Every line below should be repeated exactly.

**Records provided**
******
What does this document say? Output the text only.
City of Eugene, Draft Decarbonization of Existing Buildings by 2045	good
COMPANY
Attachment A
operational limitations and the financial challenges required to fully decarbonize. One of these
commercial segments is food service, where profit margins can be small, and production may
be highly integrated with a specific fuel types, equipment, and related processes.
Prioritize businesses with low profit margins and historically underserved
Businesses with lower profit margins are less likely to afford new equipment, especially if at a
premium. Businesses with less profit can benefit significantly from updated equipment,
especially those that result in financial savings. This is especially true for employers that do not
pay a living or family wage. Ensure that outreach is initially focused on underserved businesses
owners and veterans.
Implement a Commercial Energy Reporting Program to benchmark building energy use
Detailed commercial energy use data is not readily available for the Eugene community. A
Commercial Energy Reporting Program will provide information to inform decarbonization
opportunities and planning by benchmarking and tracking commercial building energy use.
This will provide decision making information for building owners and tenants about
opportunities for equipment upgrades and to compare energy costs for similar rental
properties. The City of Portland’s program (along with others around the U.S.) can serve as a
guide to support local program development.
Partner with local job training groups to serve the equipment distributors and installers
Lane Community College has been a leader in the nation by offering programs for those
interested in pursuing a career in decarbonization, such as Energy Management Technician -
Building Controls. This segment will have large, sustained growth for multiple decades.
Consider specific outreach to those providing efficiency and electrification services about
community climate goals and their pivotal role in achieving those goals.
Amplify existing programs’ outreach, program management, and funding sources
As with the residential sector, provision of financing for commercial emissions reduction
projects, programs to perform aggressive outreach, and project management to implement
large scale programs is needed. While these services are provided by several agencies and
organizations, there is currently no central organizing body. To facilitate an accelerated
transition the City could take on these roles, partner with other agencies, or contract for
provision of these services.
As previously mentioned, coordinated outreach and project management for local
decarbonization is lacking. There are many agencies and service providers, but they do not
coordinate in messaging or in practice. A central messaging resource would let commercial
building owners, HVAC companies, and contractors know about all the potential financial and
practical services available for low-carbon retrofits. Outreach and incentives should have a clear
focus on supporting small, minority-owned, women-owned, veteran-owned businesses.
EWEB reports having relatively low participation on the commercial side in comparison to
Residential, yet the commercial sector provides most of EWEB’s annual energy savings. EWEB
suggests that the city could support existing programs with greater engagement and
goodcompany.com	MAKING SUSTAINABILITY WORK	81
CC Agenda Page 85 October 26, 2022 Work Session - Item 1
******
**Complete answer**
What does this document say? Output the text only.
City of Eugene, Draft Decarbonization of Existing Buildings by 2045	good
COMPANY
Attachment A
operational limitations and the financial challenges required to fully decarbonize. One of these
commercial segments is food service, where profit margins can be small, and production may
be highly integrated with a specific fuel types, equipment, and related processes.
Prioritize businesses with low profit margins and historically underserved
Businesses with lower profit margins are less likely to afford new equipment, especially if at a
premium. Businesses with less profit can benefit significantly from updated equipment,
especially those that result in financial savings. This is especially true for employers that do not
pay a living or family wage. Ensure that outreach is initially focused on underserved businesses
owners and veterans.
Implement a Commercial Energy Reporting Program to benchmark building energy use
Detailed commercial energy use data is not readily available for the Eugene community. A
Commercial Energy Reporting Program will provide information to inform decarbonization
opportunities and planning by benchmarking and tracking commercial building energy use.
This will provide decision making information for building owners and tenants about
opportunities for equipment upgrades and to compare energy costs for similar rental
properties. The City of Portland’s program (along with others around the U.S.) can serve as a
guide to support local program development.
Partner with local job training groups to serve the equipment distributors and installers
Lane Community College has been a leader in the nation by offering programs for those
interested in pursuing a career in decarbonization, such as Energy Management Technician -
Building Controls. This segment will have large, sustained growth for multiple decades.
Consider specific outreach to those providing efficiency and electrification services about
community climate goals and their pivotal role in achieving those goals.
Amplify existing programs’ outreach, program management, and funding sources
As with the residential sector, provision of financing for commercial emissions reduction
projects, programs to perform aggressive outreach, and project management to implement
large scale programs is needed. While these services are provided by several agencies and
organizations, there is currently no central organizing body. To facilitate an accelerated
transition the City could take on these roles, partner with other agencies, or contract for
provision of these services.
As previously mentioned, coordinated outreach and project management for local
decarbonization is lacking. There are many agencies and service providers, but they do not
coordinate in messaging or in practice. A central messaging resource would let commercial
building owners, HVAC companies, and contractors know about all the potential financial and
practical services available for low-carbon retrofits. Outreach and incentives should have a clear
focus on supporting small, minority-owned, women-owned, veteran-owned businesses.
EWEB reports having relatively low participation on the commercial side in comparison to
Residential, yet the commercial sector provides most of EWEB’s annual energy savings. EWEB
suggests that the city could support existing programs with greater engagement and
goodcompany.com	MAKING SUSTAINABILITY WORK	81
CC Agenda Page 85 October 26, 2022 Work Session - Item 1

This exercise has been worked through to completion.